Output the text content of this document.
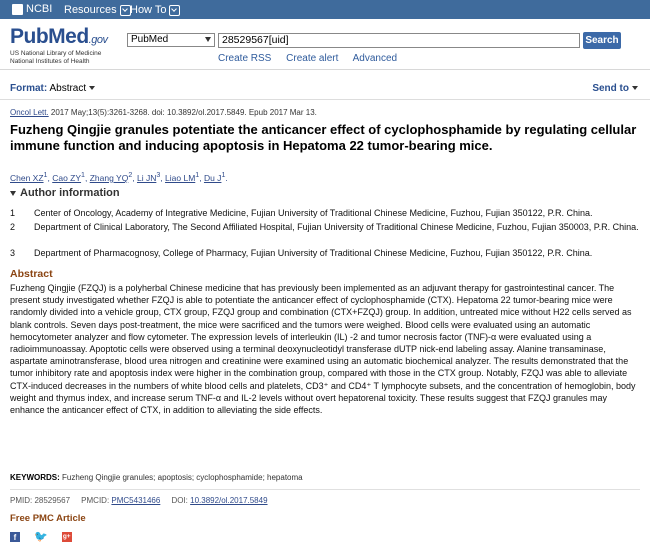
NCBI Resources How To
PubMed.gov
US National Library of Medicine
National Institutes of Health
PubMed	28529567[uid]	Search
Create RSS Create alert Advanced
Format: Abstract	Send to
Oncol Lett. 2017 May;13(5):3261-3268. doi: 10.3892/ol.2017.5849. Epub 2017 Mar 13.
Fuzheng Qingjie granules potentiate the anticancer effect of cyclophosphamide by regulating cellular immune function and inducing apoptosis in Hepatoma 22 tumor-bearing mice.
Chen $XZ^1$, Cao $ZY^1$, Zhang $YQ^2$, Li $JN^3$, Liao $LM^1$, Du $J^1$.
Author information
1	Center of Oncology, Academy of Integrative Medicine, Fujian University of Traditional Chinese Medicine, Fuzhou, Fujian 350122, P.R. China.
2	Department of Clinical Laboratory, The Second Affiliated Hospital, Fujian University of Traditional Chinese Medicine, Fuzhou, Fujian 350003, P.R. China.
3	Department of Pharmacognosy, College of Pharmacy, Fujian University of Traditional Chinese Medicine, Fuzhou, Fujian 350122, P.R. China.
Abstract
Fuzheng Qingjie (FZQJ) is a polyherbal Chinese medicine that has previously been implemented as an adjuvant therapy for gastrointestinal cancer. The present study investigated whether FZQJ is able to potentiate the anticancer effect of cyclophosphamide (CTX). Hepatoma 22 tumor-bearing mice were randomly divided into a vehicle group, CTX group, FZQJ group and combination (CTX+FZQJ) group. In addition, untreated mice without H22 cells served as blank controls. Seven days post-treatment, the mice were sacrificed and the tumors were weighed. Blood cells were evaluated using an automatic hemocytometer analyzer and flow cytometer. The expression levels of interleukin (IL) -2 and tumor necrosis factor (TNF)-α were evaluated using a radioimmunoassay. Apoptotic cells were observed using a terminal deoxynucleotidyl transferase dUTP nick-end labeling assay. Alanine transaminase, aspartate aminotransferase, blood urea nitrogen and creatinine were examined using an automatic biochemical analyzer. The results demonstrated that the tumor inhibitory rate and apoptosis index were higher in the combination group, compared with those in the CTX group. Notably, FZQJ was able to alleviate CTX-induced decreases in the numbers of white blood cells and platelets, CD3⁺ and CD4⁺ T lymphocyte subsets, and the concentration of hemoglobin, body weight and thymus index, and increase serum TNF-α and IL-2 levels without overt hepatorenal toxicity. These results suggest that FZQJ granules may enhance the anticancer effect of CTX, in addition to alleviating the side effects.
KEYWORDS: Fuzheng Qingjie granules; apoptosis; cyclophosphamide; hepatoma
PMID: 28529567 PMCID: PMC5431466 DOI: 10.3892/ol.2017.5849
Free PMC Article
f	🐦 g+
----------------------------------------
Nothing but an exact copy of the data, without its images, should make up your answer.

Output the text content of this document.
NCBI Resources How To
PubMed.gov
US National Library of Medicine
National Institutes of Health
PubMed	28529567[uid]	Search
Create RSS Create alert Advanced
Format: Abstract	Send to
Oncol Lett. 2017 May;13(5):3261-3268. doi: 10.3892/ol.2017.5849. Epub 2017 Mar 13.
Fuzheng Qingjie granules potentiate the anticancer effect of cyclophosphamide by regulating cellular immune function and inducing apoptosis in Hepatoma 22 tumor-bearing mice.
Chen $XZ^1$, Cao $ZY^1$, Zhang $YQ^2$, Li $JN^3$, Liao $LM^1$, Du $J^1$.
Author information
1	Center of Oncology, Academy of Integrative Medicine, Fujian University of Traditional Chinese Medicine, Fuzhou, Fujian 350122, P.R. China.
2	Department of Clinical Laboratory, The Second Affiliated Hospital, Fujian University of Traditional Chinese Medicine, Fuzhou, Fujian 350003, P.R. China.
3	Department of Pharmacognosy, College of Pharmacy, Fujian University of Traditional Chinese Medicine, Fuzhou, Fujian 350122, P.R. China.
Abstract
Fuzheng Qingjie (FZQJ) is a polyherbal Chinese medicine that has previously been implemented as an adjuvant therapy for gastrointestinal cancer. The present study investigated whether FZQJ is able to potentiate the anticancer effect of cyclophosphamide (CTX). Hepatoma 22 tumor-bearing mice were randomly divided into a vehicle group, CTX group, FZQJ group and combination (CTX+FZQJ) group. In addition, untreated mice without H22 cells served as blank controls. Seven days post-treatment, the mice were sacrificed and the tumors were weighed. Blood cells were evaluated using an automatic hemocytometer analyzer and flow cytometer. The expression levels of interleukin (IL) -2 and tumor necrosis factor (TNF)-α were evaluated using a radioimmunoassay. Apoptotic cells were observed using a terminal deoxynucleotidyl transferase dUTP nick-end labeling assay. Alanine transaminase, aspartate aminotransferase, blood urea nitrogen and creatinine were examined using an automatic biochemical analyzer. The results demonstrated that the tumor inhibitory rate and apoptosis index were higher in the combination group, compared with those in the CTX group. Notably, FZQJ was able to alleviate CTX-induced decreases in the numbers of white blood cells and platelets, CD3⁺ and CD4⁺ T lymphocyte subsets, and the concentration of hemoglobin, body weight and thymus index, and increase serum TNF-α and IL-2 levels without overt hepatorenal toxicity. These results suggest that FZQJ granules may enhance the anticancer effect of CTX, in addition to alleviating the side effects.
KEYWORDS: Fuzheng Qingjie granules; apoptosis; cyclophosphamide; hepatoma
PMID: 28529567 PMCID: PMC5431466 DOI: 10.3892/ol.2017.5849
Free PMC Article
f	🐦 g+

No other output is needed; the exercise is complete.